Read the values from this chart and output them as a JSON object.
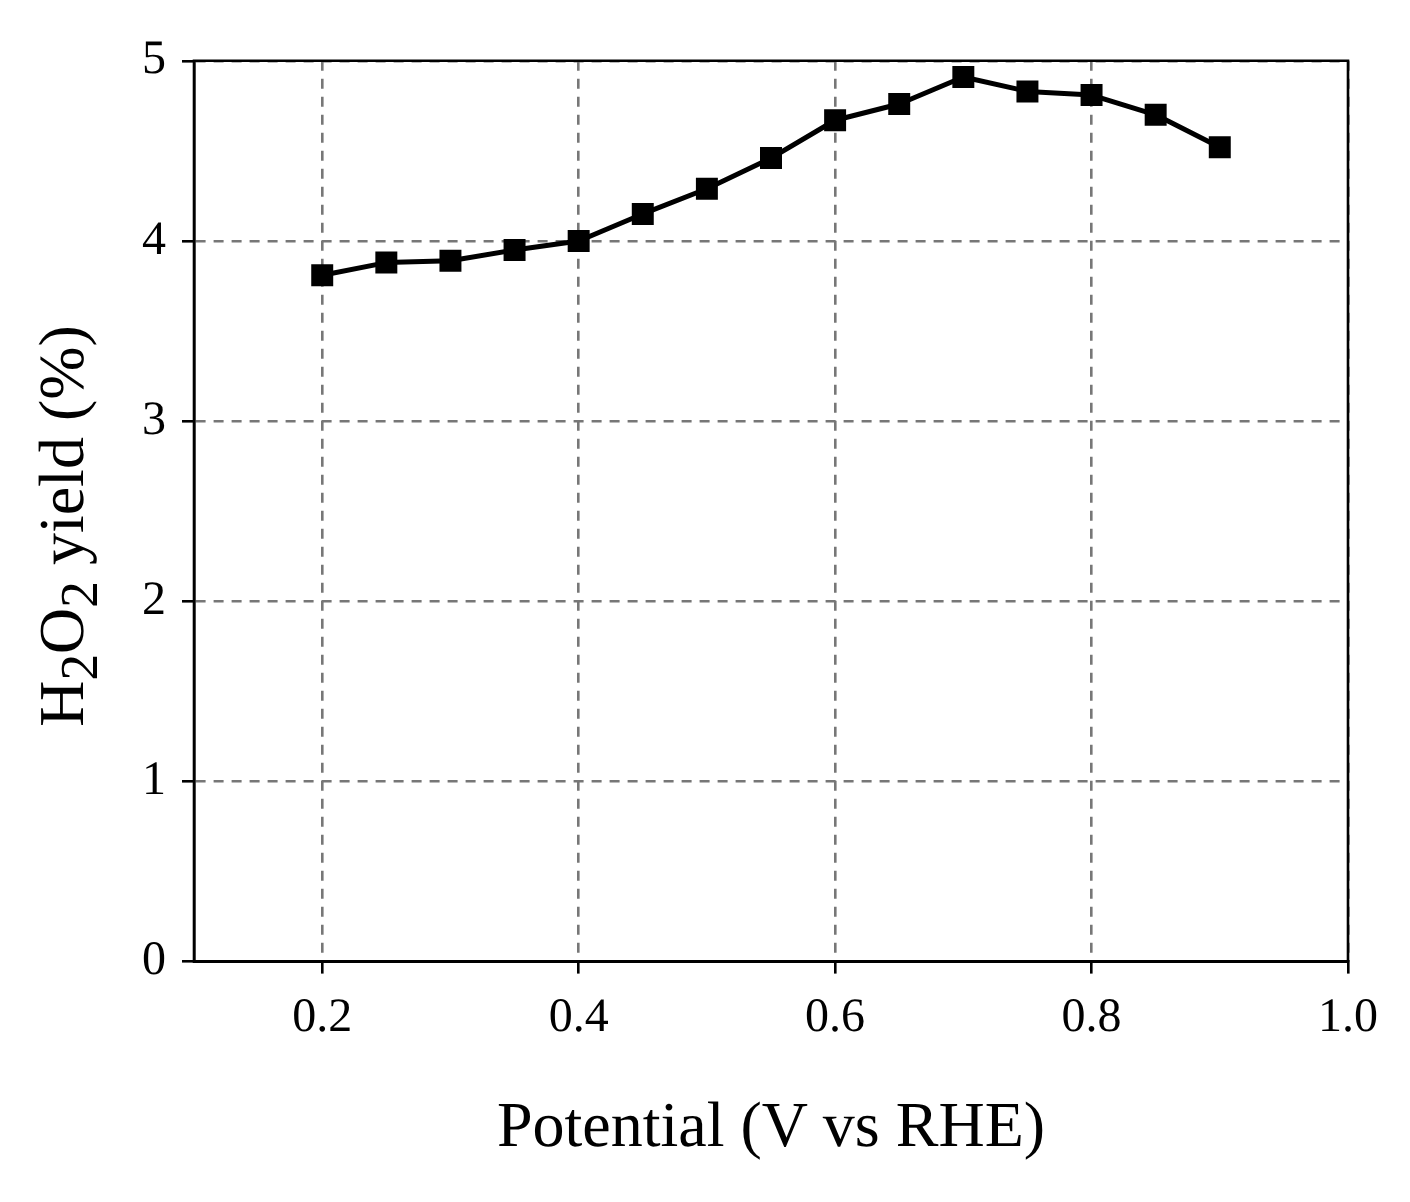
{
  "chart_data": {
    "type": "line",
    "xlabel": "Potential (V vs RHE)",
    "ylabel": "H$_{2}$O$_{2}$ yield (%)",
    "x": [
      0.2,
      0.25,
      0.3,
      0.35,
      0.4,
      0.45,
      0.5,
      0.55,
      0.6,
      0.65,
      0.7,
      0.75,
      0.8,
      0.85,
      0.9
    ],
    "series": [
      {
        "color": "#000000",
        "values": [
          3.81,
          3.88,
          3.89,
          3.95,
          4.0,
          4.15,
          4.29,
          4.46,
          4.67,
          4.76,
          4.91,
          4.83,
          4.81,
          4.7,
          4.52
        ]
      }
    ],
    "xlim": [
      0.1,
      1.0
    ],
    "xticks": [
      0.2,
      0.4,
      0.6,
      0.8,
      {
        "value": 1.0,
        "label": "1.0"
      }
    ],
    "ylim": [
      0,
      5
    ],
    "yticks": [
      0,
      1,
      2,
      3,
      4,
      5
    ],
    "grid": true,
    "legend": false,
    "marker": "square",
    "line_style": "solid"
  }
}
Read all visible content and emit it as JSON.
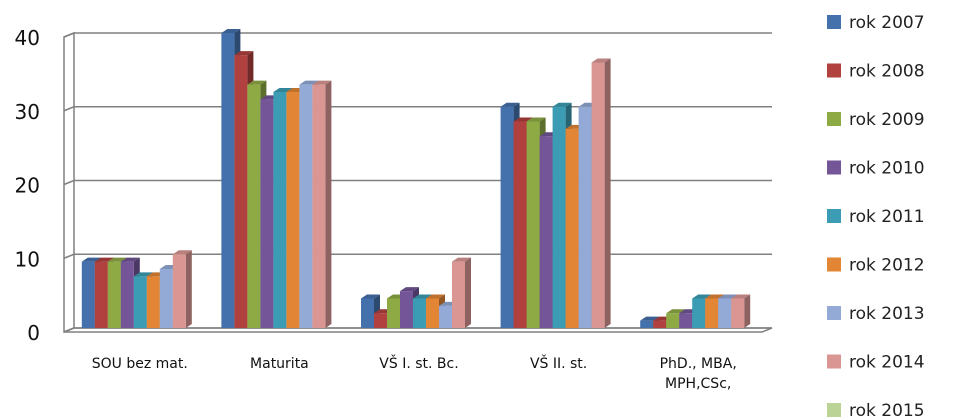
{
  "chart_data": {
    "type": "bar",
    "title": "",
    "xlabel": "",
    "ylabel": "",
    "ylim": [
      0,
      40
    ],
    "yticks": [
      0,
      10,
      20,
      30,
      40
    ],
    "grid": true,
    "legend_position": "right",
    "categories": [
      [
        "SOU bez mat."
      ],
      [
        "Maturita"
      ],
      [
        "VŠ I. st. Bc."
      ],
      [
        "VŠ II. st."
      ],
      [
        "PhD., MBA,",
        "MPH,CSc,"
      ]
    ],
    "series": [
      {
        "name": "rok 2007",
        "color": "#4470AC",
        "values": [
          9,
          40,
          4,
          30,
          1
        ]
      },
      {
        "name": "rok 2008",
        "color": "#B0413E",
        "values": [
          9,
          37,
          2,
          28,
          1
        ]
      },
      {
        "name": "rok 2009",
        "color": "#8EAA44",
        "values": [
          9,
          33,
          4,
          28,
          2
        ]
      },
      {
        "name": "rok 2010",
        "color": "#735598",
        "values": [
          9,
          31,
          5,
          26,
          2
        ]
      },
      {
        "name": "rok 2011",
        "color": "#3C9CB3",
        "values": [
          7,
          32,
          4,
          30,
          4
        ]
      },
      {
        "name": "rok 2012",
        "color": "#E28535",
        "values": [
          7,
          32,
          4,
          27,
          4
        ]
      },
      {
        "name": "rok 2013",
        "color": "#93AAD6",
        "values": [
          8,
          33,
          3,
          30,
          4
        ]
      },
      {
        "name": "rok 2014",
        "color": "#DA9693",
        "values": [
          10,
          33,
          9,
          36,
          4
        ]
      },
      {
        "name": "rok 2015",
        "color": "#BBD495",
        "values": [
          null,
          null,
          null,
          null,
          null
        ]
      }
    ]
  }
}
⁂
Leave the pictures out and write out every entry exactly as given.

**TASK ANSWER**:
Read the values from this chart and output them as a JSON object.
{
  "chart_data": {
    "type": "line",
    "xlabel": "Potential (V vs RHE)",
    "ylabel": "H$_{2}$O$_{2}$ yield (%)",
    "x": [
      0.2,
      0.25,
      0.3,
      0.35,
      0.4,
      0.45,
      0.5,
      0.55,
      0.6,
      0.65,
      0.7,
      0.75,
      0.8,
      0.85,
      0.9
    ],
    "series": [
      {
        "color": "#000000",
        "values": [
          3.81,
          3.88,
          3.89,
          3.95,
          4.0,
          4.15,
          4.29,
          4.46,
          4.67,
          4.76,
          4.91,
          4.83,
          4.81,
          4.7,
          4.52
        ]
      }
    ],
    "xlim": [
      0.1,
      1.0
    ],
    "xticks": [
      0.2,
      0.4,
      0.6,
      0.8,
      {
        "value": 1.0,
        "label": "1.0"
      }
    ],
    "ylim": [
      0,
      5
    ],
    "yticks": [
      0,
      1,
      2,
      3,
      4,
      5
    ],
    "grid": true,
    "legend": false,
    "marker": "square",
    "line_style": "solid"
  }
}
Read all visible content and emit it as JSON.
{
  "chart_data": {
    "type": "bar",
    "title": "",
    "xlabel": "",
    "ylabel": "",
    "ylim": [
      0,
      40
    ],
    "yticks": [
      0,
      10,
      20,
      30,
      40
    ],
    "grid": true,
    "legend_position": "right",
    "categories": [
      [
        "SOU bez mat."
      ],
      [
        "Maturita"
      ],
      [
        "VŠ I. st. Bc."
      ],
      [
        "VŠ II. st."
      ],
      [
        "PhD., MBA,",
        "MPH,CSc,"
      ]
    ],
    "series": [
      {
        "name": "rok 2007",
        "color": "#4470AC",
        "values": [
          9,
          40,
          4,
          30,
          1
        ]
      },
      {
        "name": "rok 2008",
        "color": "#B0413E",
        "values": [
          9,
          37,
          2,
          28,
          1
        ]
      },
      {
        "name": "rok 2009",
        "color": "#8EAA44",
        "values": [
          9,
          33,
          4,
          28,
          2
        ]
      },
      {
        "name": "rok 2010",
        "color": "#735598",
        "values": [
          9,
          31,
          5,
          26,
          2
        ]
      },
      {
        "name": "rok 2011",
        "color": "#3C9CB3",
        "values": [
          7,
          32,
          4,
          30,
          4
        ]
      },
      {
        "name": "rok 2012",
        "color": "#E28535",
        "values": [
          7,
          32,
          4,
          27,
          4
        ]
      },
      {
        "name": "rok 2013",
        "color": "#93AAD6",
        "values": [
          8,
          33,
          3,
          30,
          4
        ]
      },
      {
        "name": "rok 2014",
        "color": "#DA9693",
        "values": [
          10,
          33,
          9,
          36,
          4
        ]
      },
      {
        "name": "rok 2015",
        "color": "#BBD495",
        "values": [
          null,
          null,
          null,
          null,
          null
        ]
      }
    ]
  }
}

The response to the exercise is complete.